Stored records
▬▬▬▬▬▬▬▬▬▬

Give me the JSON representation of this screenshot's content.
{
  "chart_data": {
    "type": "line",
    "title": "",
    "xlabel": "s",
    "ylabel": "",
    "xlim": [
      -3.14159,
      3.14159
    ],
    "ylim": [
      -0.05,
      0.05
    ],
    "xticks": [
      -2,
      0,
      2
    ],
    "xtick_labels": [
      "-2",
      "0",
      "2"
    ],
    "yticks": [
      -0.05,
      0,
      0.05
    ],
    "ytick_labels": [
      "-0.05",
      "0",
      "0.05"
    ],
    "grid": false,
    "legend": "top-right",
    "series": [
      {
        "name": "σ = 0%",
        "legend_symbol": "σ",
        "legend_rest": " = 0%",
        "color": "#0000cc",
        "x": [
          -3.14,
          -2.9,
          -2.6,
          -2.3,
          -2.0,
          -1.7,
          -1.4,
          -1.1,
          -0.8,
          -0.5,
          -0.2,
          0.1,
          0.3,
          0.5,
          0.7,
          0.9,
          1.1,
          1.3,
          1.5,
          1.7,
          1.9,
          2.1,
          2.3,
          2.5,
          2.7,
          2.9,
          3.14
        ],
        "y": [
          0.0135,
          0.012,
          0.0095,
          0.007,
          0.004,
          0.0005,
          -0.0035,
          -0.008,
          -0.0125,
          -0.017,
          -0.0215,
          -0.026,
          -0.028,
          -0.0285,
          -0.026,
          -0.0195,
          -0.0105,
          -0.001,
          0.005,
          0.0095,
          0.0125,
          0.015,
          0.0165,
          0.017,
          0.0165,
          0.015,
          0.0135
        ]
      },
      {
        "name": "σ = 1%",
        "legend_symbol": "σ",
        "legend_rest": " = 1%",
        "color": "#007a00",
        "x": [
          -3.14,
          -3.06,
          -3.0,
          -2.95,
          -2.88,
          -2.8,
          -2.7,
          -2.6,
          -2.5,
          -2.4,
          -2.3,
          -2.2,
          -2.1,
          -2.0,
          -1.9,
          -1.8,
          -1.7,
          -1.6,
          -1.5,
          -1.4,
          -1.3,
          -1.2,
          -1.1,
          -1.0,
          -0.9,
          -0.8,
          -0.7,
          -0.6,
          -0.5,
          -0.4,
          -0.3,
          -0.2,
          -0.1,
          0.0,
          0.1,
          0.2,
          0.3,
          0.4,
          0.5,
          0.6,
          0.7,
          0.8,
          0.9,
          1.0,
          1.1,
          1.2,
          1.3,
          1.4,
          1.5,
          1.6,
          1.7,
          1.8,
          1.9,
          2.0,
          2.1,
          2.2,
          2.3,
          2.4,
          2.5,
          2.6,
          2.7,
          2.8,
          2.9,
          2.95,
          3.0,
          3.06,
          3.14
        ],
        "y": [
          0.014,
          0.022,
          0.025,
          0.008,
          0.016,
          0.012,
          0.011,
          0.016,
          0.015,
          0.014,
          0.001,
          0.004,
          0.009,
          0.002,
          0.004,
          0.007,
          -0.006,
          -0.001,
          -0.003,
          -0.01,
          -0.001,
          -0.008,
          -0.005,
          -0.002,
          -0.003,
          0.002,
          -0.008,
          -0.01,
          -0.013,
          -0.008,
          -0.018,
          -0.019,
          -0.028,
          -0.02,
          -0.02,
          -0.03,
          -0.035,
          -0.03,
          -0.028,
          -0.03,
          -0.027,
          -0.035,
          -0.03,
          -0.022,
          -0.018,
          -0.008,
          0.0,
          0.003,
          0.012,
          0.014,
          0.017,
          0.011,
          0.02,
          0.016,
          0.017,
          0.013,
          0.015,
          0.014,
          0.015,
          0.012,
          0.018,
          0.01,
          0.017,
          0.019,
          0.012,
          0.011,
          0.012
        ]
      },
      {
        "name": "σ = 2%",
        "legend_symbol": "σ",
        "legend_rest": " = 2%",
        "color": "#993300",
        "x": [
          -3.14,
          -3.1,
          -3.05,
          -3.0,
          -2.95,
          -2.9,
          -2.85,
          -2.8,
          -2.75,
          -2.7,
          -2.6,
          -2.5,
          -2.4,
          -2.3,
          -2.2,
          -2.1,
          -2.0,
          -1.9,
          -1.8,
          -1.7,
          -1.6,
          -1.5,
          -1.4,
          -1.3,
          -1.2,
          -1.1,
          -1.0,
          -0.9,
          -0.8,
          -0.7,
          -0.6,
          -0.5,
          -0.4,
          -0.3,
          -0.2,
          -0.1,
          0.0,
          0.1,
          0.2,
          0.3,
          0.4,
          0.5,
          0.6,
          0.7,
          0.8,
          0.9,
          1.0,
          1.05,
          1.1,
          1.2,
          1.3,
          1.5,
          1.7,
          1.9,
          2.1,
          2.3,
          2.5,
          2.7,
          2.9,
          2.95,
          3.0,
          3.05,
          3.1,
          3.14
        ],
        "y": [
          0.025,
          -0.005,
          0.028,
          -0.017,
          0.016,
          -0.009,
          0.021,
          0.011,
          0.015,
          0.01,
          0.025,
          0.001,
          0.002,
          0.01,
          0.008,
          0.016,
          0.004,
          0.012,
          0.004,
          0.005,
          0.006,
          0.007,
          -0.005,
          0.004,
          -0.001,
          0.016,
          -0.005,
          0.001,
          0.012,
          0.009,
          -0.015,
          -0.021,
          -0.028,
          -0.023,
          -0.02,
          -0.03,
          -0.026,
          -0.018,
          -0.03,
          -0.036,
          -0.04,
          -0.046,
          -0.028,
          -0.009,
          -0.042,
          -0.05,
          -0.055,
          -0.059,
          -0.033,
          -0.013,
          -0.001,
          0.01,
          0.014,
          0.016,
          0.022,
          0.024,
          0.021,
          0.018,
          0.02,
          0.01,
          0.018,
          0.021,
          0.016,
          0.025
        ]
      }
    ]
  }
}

▬▬▬▬▬▬▬▬▬▬

To do >> Scan the listing above. Collect all lines with the word "color".

Complete response >>
        "color": "#0000cc",
        "color": "#007a00",
        "color": "#993300",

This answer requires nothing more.